EXCERPT:
[BEGIN]

More than 10 traffic fatalities for every fire-related fatality

Reducing traffic fatalities is a major concern, because traffic fatalities and injuries far outnumber those that are fire-related. In 2020, traffic crashes in the United States killed 38,824 people and injured more than two million. By comparison, there were approximately 3,600 fire-related fatalities and 15,200 injuries. In short, America experiences more than 10 traffic fatalities for every fire-related fatality, and more than 100 people injured in traffic crashes for every fire-related injury.

This is why city leaders, including fire chiefs, must evaluate how fire vehicle purchasing practices affect overall life safety, including both fire safety and traffic safety.

Can American cities achieve Europe’s high levels of traffic safety?

In recent years, many American cities have adopted Vision Zero policies, which aim to reduce traffic fatalities to zero. But can they achieve the high levels of traffic safety seen in Europe? To do so, it seems certain that many of them will need to buy some new fire apparatus.

According to the Volpe Center’s researchers, that can be done without compromising fire safety. They conclude that the “smaller, more maneuverable emergency response trucks” commonly used in Europe and Asia “often have similar, or better, capabilities than the most common trucks on the streets in U.S. cities today”. They explain:

Aerial ladder fire trucks used in major European and Asian cities can reach just as high, despite being only two-thirds as long and having only half of the turn radius as common American models. Some models of pumper fire trucks are up to 30% smaller, and have a turn radius up to 50% less than more typically procured models.

These vehicles, the researchers find, let cities “deploy a wider array of traffic calming techniques in more places”, reducing “the likelihood of speeding and other reckless driving by all drivers”.

Fire engines that work well on safe streets

What are the differences that make European fire vehicles more agile, without compromising fire safety? Consider the most common fire department vehicle: a fire engine (a.k.a. “pumper”). Fire engines typically include three key parts: a water tank, hoses, and a pump to deliver water from the tank to the hoses.

[END]

GIVEN TASK A: Copy word for word everything in the passage on fire trucks and traffic safety from "This is why" down to "and traffic safety.".
The passage on fire trucks and traffic safety and the rows after it are unrelated material.

ENTRIES SHOWN:

[BEGIN]

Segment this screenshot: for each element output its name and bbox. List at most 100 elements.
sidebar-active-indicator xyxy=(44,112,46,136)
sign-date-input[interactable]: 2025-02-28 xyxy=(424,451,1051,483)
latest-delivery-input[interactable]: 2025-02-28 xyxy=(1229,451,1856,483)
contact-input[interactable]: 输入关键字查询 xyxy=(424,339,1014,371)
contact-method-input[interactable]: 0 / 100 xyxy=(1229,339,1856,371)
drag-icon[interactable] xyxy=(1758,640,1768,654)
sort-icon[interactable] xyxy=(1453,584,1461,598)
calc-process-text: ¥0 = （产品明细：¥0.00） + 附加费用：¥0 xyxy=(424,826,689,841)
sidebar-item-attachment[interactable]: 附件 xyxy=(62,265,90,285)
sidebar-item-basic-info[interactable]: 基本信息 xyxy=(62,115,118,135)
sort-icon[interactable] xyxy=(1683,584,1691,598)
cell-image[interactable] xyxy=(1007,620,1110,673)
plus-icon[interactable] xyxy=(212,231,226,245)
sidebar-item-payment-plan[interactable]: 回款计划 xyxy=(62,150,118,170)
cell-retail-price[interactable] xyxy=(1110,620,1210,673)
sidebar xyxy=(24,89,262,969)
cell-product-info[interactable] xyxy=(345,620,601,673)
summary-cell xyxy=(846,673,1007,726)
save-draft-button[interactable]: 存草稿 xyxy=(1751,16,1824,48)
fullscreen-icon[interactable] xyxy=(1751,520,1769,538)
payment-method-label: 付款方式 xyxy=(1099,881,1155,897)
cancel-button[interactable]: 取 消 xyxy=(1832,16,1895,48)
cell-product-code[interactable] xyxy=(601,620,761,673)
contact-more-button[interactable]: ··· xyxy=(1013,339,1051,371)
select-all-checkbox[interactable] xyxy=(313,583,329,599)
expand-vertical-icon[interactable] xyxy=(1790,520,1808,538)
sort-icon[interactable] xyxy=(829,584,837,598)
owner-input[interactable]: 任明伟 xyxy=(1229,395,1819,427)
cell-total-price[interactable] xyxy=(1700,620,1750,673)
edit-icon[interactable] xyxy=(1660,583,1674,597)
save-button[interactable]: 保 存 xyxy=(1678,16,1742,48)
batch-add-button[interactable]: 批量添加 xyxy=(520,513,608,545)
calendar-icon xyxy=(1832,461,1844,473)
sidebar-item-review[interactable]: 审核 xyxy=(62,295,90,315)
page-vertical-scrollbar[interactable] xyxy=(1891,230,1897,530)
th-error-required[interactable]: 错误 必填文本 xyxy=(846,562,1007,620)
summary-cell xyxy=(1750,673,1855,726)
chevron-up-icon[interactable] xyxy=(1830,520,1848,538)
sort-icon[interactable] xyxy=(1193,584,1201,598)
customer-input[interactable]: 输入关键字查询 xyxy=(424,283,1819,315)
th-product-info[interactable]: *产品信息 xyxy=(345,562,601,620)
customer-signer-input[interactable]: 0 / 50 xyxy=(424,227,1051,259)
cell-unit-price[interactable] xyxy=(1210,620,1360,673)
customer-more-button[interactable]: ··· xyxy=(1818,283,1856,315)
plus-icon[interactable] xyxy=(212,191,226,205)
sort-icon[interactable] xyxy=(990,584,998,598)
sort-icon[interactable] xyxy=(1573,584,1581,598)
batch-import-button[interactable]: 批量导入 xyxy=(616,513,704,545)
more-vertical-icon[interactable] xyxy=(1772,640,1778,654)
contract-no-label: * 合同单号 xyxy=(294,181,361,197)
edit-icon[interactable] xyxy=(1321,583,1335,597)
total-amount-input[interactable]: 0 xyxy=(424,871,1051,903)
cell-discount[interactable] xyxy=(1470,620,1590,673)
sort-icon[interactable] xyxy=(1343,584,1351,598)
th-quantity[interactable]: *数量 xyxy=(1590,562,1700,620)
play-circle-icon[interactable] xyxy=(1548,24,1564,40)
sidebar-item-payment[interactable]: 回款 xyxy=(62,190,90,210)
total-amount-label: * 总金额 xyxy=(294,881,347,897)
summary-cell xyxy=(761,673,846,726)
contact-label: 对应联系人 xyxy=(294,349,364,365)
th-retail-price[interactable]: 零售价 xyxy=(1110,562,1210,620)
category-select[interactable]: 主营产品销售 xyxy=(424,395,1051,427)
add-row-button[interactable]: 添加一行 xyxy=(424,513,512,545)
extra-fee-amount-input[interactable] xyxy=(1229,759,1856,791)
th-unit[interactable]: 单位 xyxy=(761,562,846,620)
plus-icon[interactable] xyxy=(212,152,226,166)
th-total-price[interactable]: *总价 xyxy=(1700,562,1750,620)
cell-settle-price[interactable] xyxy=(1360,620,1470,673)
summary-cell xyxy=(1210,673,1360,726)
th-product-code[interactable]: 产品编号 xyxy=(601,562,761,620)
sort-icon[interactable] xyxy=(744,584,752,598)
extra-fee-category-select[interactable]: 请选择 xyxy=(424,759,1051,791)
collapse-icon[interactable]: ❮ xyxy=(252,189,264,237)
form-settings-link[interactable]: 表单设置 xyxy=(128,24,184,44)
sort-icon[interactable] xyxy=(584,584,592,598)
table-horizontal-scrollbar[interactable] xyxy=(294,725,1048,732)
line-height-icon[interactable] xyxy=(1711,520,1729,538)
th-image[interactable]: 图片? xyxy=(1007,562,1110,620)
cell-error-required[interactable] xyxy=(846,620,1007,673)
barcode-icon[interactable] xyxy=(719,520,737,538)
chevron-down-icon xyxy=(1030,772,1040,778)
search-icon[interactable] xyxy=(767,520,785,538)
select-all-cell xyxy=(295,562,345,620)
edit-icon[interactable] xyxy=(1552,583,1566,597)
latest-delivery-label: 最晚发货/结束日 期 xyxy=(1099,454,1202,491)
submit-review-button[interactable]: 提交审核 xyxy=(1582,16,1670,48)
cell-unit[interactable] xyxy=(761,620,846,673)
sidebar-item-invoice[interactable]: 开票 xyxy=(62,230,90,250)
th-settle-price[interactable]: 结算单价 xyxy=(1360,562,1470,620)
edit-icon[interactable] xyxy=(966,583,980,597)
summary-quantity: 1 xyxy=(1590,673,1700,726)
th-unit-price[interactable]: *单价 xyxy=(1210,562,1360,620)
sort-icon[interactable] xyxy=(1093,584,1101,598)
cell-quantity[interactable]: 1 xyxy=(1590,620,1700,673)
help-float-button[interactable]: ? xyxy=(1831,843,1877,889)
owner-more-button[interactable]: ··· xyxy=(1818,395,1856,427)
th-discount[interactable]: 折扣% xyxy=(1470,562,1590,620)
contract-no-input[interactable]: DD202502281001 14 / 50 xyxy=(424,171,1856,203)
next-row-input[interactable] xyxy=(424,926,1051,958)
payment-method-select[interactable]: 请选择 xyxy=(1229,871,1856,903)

[END]

GIVEN TASK B: Quote the rows exactly, everything from the first row down to the line containing "plus-icon[interactable] xyxy=(212,231,226,245)", with that line included.

CORRECT ANSWER A:
This is why city leaders, including fire chiefs, must evaluate how fire vehicle purchasing practices affect overall life safety, including both fire safety and traffic safety.

CORRECT ANSWER B:
Segment this screenshot: for each element output its name and bbox. List at most 100 elements.
sidebar-active-indicator xyxy=(44,112,46,136)
sign-date-input[interactable]: 2025-02-28 xyxy=(424,451,1051,483)
latest-delivery-input[interactable]: 2025-02-28 xyxy=(1229,451,1856,483)
contact-input[interactable]: 输入关键字查询 xyxy=(424,339,1014,371)
contact-method-input[interactable]: 0 / 100 xyxy=(1229,339,1856,371)
drag-icon[interactable] xyxy=(1758,640,1768,654)
sort-icon[interactable] xyxy=(1453,584,1461,598)
calc-process-text: ¥0 = （产品明细：¥0.00） + 附加费用：¥0 xyxy=(424,826,689,841)
sidebar-item-attachment[interactable]: 附件 xyxy=(62,265,90,285)
sidebar-item-basic-info[interactable]: 基本信息 xyxy=(62,115,118,135)
sort-icon[interactable] xyxy=(1683,584,1691,598)
cell-image[interactable] xyxy=(1007,620,1110,673)
plus-icon[interactable] xyxy=(212,231,226,245)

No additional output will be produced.